→ **Work to be completed**
Make an exact copy of the entries, and keep any pictures out of it.

>> Begin Supplied records

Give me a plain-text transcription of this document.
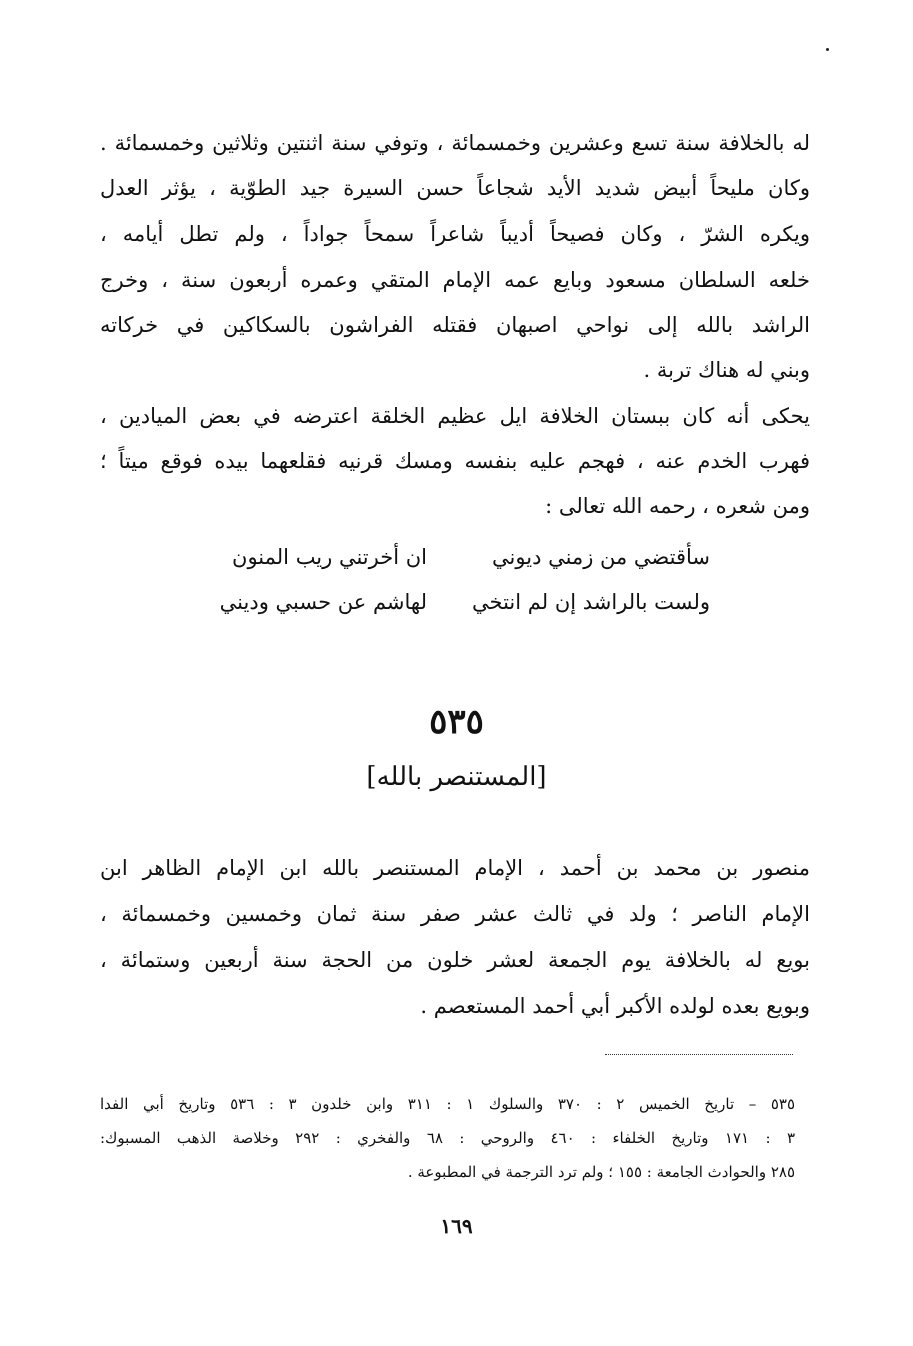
له بالخلافة سنة تسع وعشرين وخمسمائة ، وتوفي سنة اثنتين وثلاثين وخمسمائة .
وكان مليحاً أبيض شديد الأيد شجاعاً حسن السيرة جيد الطوّية ، يؤثر العدل
ويكره الشرّ ، وكان فصيحاً أديباً شاعراً سمحاً جواداً ، ولم تطل أيامه ،
خلعه السلطان مسعود وبايع عمه الإمام المتقي وعمره أربعون سنة ، وخرج
الراشد بالله إلى نواحي اصبهان فقتله الفراشون بالسكاكين في خركاته
وبني له هناك تربة .
يحكى أنه كان ببستان الخلافة ايل عظيم الخلقة اعترضه في بعض الميادين ،
فهرب الخدم عنه ، فهجم عليه بنفسه ومسك قرنيه فقلعهما بيده فوقع ميتاً ؛
ومن شعره ، رحمه الله تعالى :
سأقتضي من زمني ديوني
ان أخرتني ريب المنون
ولست بالراشد إن لم انتخي
لهاشم عن حسبي وديني
٥٣٥
[المستنصر بالله]
منصور بن محمد بن أحمد ، الإمام المستنصر بالله ابن الإمام الظاهر ابن
الإمام الناصر ؛ ولد في ثالث عشر صفر سنة ثمان وخمسين وخمسمائة ،
بويع له بالخلافة يوم الجمعة لعشر خلون من الحجة سنة أربعين وستمائة ،
وبويع بعده لولده الأكبر أبي أحمد المستعصم .
٥٣٥ – تاريخ الخميس ٢ : ٣٧٠ والسلوك ١ : ٣١١ وابن خلدون ٣ : ٥٣٦ وتاريخ أبي الفدا
٣ : ١٧١ وتاريخ الخلفاء : ٤٦٠ والروحي : ٦٨ والفخري : ٢٩٢ وخلاصة الذهب المسبوك:
٢٨٥ والحوادث الجامعة : ١٥٥ ؛ ولم ترد الترجمة في المطبوعة .
١٦٩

>> End Supplied records

→ **Problem solution**
Give me a plain-text transcription of this document.
له بالخلافة سنة تسع وعشرين وخمسمائة ، وتوفي سنة اثنتين وثلاثين وخمسمائة .
وكان مليحاً أبيض شديد الأيد شجاعاً حسن السيرة جيد الطوّية ، يؤثر العدل
ويكره الشرّ ، وكان فصيحاً أديباً شاعراً سمحاً جواداً ، ولم تطل أيامه ،
خلعه السلطان مسعود وبايع عمه الإمام المتقي وعمره أربعون سنة ، وخرج
الراشد بالله إلى نواحي اصبهان فقتله الفراشون بالسكاكين في خركاته
وبني له هناك تربة .
يحكى أنه كان ببستان الخلافة ايل عظيم الخلقة اعترضه في بعض الميادين ،
فهرب الخدم عنه ، فهجم عليه بنفسه ومسك قرنيه فقلعهما بيده فوقع ميتاً ؛
ومن شعره ، رحمه الله تعالى :
سأقتضي من زمني ديوني
ان أخرتني ريب المنون
ولست بالراشد إن لم انتخي
لهاشم عن حسبي وديني
٥٣٥
[المستنصر بالله]
منصور بن محمد بن أحمد ، الإمام المستنصر بالله ابن الإمام الظاهر ابن
الإمام الناصر ؛ ولد في ثالث عشر صفر سنة ثمان وخمسين وخمسمائة ،
بويع له بالخلافة يوم الجمعة لعشر خلون من الحجة سنة أربعين وستمائة ،
وبويع بعده لولده الأكبر أبي أحمد المستعصم .
٥٣٥ – تاريخ الخميس ٢ : ٣٧٠ والسلوك ١ : ٣١١ وابن خلدون ٣ : ٥٣٦ وتاريخ أبي الفدا
٣ : ١٧١ وتاريخ الخلفاء : ٤٦٠ والروحي : ٦٨ والفخري : ٢٩٢ وخلاصة الذهب المسبوك:
٢٨٥ والحوادث الجامعة : ١٥٥ ؛ ولم ترد الترجمة في المطبوعة .
١٦٩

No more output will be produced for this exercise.